Prosiga el texto sobre Foucault y el poder médico a partir de su última oración.

_Texto del documento:_
::::::::

Foucault también tenía en mente la debilidad de este poder médico sacralizado. Sabía que, por brillantes que fueran, los mayores expertos siguen siendo hombres sujetos a pasiones comunes.
Conocía las relaciones de poder presentes en las comunidades científicas, supuestamente impulsadas solo por un amor desinteresado por el conocimiento. Y, como buen alumno del historiador de la ciencia francés Georges Canguilhem, tenía presentes las grandes polémicas en las que el elitismo del poder ha demostrado tener una falta de miras y de flexibilidad intelectual que lo ha convertido en un extraordinario obstáculo epistemológico.
Por mi parte, no estoy ni “a favor” ni “contra” del doctor Didier Raoult. Quizás se descubra, después de varios ensayos, que su cura milagrosa no lo es en realidad, pero me ha asombrado la virulencia de los ataques que ha habido contra él. Me quedé pasmado ante los ataques personales de un abrumador número de compañeros suyos.

::::::::

_Extractos de datos:_
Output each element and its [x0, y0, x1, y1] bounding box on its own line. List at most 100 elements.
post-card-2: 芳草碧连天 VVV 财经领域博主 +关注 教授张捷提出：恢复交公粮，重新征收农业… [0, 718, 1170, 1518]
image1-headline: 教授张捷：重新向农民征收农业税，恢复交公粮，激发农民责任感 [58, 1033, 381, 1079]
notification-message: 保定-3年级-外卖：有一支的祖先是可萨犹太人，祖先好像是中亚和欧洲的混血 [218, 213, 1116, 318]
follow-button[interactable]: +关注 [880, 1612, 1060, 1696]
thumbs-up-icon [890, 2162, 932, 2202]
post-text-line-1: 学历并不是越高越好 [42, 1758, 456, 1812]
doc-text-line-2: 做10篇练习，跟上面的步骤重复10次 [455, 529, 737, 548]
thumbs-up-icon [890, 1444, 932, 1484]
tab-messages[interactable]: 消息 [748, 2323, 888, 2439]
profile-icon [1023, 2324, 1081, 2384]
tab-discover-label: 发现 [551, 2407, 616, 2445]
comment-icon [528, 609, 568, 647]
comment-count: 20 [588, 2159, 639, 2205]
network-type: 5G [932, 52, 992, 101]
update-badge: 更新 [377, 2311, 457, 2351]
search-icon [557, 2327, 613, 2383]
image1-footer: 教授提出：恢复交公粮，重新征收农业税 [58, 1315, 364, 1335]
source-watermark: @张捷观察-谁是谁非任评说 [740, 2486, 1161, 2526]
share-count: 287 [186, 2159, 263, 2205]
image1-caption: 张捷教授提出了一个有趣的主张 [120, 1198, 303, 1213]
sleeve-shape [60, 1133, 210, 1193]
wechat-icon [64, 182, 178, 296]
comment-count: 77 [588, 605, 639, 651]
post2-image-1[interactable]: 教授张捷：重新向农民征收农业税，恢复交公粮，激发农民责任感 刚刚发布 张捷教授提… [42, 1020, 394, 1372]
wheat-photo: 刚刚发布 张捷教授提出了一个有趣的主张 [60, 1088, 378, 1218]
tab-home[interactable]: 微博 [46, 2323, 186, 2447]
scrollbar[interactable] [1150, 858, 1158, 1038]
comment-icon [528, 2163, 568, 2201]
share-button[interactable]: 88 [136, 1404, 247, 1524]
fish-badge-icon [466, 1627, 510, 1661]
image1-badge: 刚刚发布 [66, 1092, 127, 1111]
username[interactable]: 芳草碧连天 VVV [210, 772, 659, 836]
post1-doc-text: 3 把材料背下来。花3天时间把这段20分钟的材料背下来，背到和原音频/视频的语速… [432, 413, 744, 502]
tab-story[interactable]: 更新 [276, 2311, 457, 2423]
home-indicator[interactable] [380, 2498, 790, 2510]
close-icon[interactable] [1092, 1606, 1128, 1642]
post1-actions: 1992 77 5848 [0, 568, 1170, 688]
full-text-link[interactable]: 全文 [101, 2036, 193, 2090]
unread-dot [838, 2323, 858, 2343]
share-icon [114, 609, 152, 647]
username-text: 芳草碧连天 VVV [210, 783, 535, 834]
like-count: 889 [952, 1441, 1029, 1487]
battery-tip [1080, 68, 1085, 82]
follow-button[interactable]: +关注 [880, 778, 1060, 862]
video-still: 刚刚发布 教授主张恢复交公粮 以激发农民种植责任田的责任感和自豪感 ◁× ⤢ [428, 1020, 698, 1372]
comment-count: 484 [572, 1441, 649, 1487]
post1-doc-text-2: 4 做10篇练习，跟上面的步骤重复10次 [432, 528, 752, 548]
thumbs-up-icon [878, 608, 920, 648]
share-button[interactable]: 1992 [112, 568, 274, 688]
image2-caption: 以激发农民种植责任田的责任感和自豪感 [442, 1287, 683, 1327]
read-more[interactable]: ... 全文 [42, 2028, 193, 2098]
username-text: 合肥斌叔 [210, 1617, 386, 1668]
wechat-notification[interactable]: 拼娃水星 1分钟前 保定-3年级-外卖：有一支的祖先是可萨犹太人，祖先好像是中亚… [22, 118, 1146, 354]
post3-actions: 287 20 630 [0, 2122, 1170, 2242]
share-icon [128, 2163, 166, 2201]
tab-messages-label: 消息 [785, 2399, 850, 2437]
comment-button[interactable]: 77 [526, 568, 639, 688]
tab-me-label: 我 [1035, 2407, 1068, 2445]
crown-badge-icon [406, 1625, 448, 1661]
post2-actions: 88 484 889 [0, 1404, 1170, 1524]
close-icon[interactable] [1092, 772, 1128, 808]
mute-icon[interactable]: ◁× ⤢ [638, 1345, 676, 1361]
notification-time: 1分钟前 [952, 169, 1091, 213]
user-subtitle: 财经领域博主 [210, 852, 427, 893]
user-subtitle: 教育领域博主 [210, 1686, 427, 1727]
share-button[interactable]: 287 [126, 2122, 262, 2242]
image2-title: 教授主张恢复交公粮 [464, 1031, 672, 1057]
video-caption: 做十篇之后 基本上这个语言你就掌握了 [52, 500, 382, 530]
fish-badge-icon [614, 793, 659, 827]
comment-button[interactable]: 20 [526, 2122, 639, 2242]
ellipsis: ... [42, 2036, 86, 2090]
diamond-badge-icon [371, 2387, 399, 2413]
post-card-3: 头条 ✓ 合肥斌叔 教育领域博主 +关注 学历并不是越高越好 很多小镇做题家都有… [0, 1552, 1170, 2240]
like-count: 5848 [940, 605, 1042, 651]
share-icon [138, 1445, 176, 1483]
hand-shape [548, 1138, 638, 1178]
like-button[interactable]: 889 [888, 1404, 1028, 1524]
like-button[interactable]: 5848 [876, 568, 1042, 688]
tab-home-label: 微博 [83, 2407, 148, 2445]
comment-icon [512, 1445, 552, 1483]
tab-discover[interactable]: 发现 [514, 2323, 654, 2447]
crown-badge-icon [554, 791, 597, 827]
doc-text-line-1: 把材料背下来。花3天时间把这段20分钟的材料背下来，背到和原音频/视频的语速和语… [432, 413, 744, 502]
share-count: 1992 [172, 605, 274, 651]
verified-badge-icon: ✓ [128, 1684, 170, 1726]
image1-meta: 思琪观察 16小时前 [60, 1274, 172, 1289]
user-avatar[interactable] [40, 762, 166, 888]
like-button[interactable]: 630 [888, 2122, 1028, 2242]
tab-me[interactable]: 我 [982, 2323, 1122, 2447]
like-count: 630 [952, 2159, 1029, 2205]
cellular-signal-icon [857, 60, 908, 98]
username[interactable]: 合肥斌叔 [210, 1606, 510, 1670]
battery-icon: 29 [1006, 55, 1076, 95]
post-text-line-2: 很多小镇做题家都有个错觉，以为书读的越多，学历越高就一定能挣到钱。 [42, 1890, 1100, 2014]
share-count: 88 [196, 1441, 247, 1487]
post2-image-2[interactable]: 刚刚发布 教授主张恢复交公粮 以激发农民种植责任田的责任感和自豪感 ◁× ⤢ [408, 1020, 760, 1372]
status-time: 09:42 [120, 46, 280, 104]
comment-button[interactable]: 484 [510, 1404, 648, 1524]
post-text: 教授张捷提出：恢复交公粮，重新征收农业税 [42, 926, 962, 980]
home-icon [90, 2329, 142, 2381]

::::::::

_Su respuesta:_
Y, al ver que una vez eliminado el argumento de “falta de evidencia científica” (como si fuera necesario terminar de realizar ensayos con ratones antes de empezar a tratar a los moribundos), una vez descartado el de los efectos secundarios desconocidos (la cloroquina es un viejo medicamento que los infectólogos y, a su vez, los palúdicos, conocen bien), no encontraban nada más para incriminarlo que la arrogancia, la rareza o el aspecto de “Depardieu de la medicina”, no pude evitar acordarme de otros grandes “extravagantes” del pasado sobre los que echaron pestes de forma parecida: Joseph Priestley, del que se burlaron por haber descubierto el “gas hilarante” y el principio de la anestesia en 1793..., William Harvey, que descubrió la circulación sanguínea pero fue juzgado con dureza por los “anticirculacionistas”...; Thomas Willis, el erudito al que creían loco y que descubrió el acto reflejo a partir de la imagen de las llamas atravesando completamente un cuerpo humano...
Podría seguir y seguir, empezando por la censura a Darwin en Cambridge o los ataques de Georges Clemenceau, médico, contra Louis Pasteur, que no lo era, y quien, para más inri, parecía ser un santurrón empedernido.
Hablemos claro.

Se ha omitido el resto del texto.